[Dataset items]
[Begin]

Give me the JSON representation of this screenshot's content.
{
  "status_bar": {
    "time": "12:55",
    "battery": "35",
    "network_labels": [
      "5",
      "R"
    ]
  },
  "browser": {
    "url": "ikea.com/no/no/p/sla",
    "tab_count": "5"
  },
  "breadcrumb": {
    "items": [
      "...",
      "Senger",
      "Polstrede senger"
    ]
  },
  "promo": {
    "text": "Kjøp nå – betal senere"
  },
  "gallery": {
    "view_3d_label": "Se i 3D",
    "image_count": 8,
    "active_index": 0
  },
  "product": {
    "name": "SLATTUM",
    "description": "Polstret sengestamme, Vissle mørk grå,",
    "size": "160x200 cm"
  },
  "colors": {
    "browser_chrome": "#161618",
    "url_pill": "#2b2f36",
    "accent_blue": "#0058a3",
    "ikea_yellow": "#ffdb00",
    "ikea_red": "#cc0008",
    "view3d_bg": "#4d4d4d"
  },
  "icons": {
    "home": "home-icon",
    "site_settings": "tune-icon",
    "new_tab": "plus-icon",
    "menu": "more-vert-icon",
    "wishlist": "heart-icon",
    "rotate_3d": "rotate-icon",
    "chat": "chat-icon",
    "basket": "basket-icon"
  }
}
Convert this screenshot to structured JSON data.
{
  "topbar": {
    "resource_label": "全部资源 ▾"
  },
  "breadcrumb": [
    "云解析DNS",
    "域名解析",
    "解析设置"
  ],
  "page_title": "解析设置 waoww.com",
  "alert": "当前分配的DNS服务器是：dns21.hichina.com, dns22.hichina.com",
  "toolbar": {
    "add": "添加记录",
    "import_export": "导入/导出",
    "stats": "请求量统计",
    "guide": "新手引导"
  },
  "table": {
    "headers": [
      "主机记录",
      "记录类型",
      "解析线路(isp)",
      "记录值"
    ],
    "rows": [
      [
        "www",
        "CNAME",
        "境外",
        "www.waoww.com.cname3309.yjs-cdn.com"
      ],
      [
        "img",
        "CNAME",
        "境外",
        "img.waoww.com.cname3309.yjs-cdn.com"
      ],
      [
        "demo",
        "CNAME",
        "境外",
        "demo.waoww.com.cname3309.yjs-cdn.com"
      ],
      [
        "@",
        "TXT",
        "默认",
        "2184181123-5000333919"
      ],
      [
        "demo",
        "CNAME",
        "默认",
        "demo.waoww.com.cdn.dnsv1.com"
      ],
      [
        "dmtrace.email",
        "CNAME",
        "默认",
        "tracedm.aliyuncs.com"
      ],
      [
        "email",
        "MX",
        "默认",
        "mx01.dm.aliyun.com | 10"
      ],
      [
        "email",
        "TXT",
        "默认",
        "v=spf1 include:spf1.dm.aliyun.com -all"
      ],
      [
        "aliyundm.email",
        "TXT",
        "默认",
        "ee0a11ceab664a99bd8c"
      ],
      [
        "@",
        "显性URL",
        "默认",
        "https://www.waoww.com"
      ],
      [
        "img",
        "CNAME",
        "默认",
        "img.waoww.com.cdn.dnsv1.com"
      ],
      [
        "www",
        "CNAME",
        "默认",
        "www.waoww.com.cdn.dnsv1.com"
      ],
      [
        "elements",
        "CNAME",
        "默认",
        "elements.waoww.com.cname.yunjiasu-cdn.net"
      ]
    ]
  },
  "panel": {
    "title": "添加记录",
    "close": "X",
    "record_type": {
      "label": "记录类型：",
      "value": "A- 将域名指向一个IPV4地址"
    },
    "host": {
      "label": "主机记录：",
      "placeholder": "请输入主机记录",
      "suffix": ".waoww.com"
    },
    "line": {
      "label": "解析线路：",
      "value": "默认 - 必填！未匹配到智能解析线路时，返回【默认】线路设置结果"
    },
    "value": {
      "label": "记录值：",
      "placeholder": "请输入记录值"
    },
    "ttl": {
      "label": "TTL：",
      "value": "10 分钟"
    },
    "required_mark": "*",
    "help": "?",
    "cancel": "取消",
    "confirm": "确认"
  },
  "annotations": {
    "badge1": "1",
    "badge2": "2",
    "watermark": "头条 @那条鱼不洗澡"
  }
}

[End]

To be done: Set all of the records down again, exactly as they stand.

Task response:
Give me the JSON representation of this screenshot's content.
{
  "status_bar": {
    "time": "12:55",
    "battery": "35",
    "network_labels": [
      "5",
      "R"
    ]
  },
  "browser": {
    "url": "ikea.com/no/no/p/sla",
    "tab_count": "5"
  },
  "breadcrumb": {
    "items": [
      "...",
      "Senger",
      "Polstrede senger"
    ]
  },
  "promo": {
    "text": "Kjøp nå – betal senere"
  },
  "gallery": {
    "view_3d_label": "Se i 3D",
    "image_count": 8,
    "active_index": 0
  },
  "product": {
    "name": "SLATTUM",
    "description": "Polstret sengestamme, Vissle mørk grå,",
    "size": "160x200 cm"
  },
  "colors": {
    "browser_chrome": "#161618",
    "url_pill": "#2b2f36",
    "accent_blue": "#0058a3",
    "ikea_yellow": "#ffdb00",
    "ikea_red": "#cc0008",
    "view3d_bg": "#4d4d4d"
  },
  "icons": {
    "home": "home-icon",
    "site_settings": "tune-icon",
    "new_tab": "plus-icon",
    "menu": "more-vert-icon",
    "wishlist": "heart-icon",
    "rotate_3d": "rotate-icon",
    "chat": "chat-icon",
    "basket": "basket-icon"
  }
}
Convert this screenshot to structured JSON data.
{
  "topbar": {
    "resource_label": "全部资源 ▾"
  },
  "breadcrumb": [
    "云解析DNS",
    "域名解析",
    "解析设置"
  ],
  "page_title": "解析设置 waoww.com",
  "alert": "当前分配的DNS服务器是：dns21.hichina.com, dns22.hichina.com",
  "toolbar": {
    "add": "添加记录",
    "import_export": "导入/导出",
    "stats": "请求量统计",
    "guide": "新手引导"
  },
  "table": {
    "headers": [
      "主机记录",
      "记录类型",
      "解析线路(isp)",
      "记录值"
    ],
    "rows": [
      [
        "www",
        "CNAME",
        "境外",
        "www.waoww.com.cname3309.yjs-cdn.com"
      ],
      [
        "img",
        "CNAME",
        "境外",
        "img.waoww.com.cname3309.yjs-cdn.com"
      ],
      [
        "demo",
        "CNAME",
        "境外",
        "demo.waoww.com.cname3309.yjs-cdn.com"
      ],
      [
        "@",
        "TXT",
        "默认",
        "2184181123-5000333919"
      ],
      [
        "demo",
        "CNAME",
        "默认",
        "demo.waoww.com.cdn.dnsv1.com"
      ],
      [
        "dmtrace.email",
        "CNAME",
        "默认",
        "tracedm.aliyuncs.com"
      ],
      [
        "email",
        "MX",
        "默认",
        "mx01.dm.aliyun.com | 10"
      ],
      [
        "email",
        "TXT",
        "默认",
        "v=spf1 include:spf1.dm.aliyun.com -all"
      ],
      [
        "aliyundm.email",
        "TXT",
        "默认",
        "ee0a11ceab664a99bd8c"
      ],
      [
        "@",
        "显性URL",
        "默认",
        "https://www.waoww.com"
      ],
      [
        "img",
        "CNAME",
        "默认",
        "img.waoww.com.cdn.dnsv1.com"
      ],
      [
        "www",
        "CNAME",
        "默认",
        "www.waoww.com.cdn.dnsv1.com"
      ],
      [
        "elements",
        "CNAME",
        "默认",
        "elements.waoww.com.cname.yunjiasu-cdn.net"
      ]
    ]
  },
  "panel": {
    "title": "添加记录",
    "close": "X",
    "record_type": {
      "label": "记录类型：",
      "value": "A- 将域名指向一个IPV4地址"
    },
    "host": {
      "label": "主机记录：",
      "placeholder": "请输入主机记录",
      "suffix": ".waoww.com"
    },
    "line": {
      "label": "解析线路：",
      "value": "默认 - 必填！未匹配到智能解析线路时，返回【默认】线路设置结果"
    },
    "value": {
      "label": "记录值：",
      "placeholder": "请输入记录值"
    },
    "ttl": {
      "label": "TTL：",
      "value": "10 分钟"
    },
    "required_mark": "*",
    "help": "?",
    "cancel": "取消",
    "confirm": "确认"
  },
  "annotations": {
    "badge1": "1",
    "badge2": "2",
    "watermark": "头条 @那条鱼不洗澡"
  }
}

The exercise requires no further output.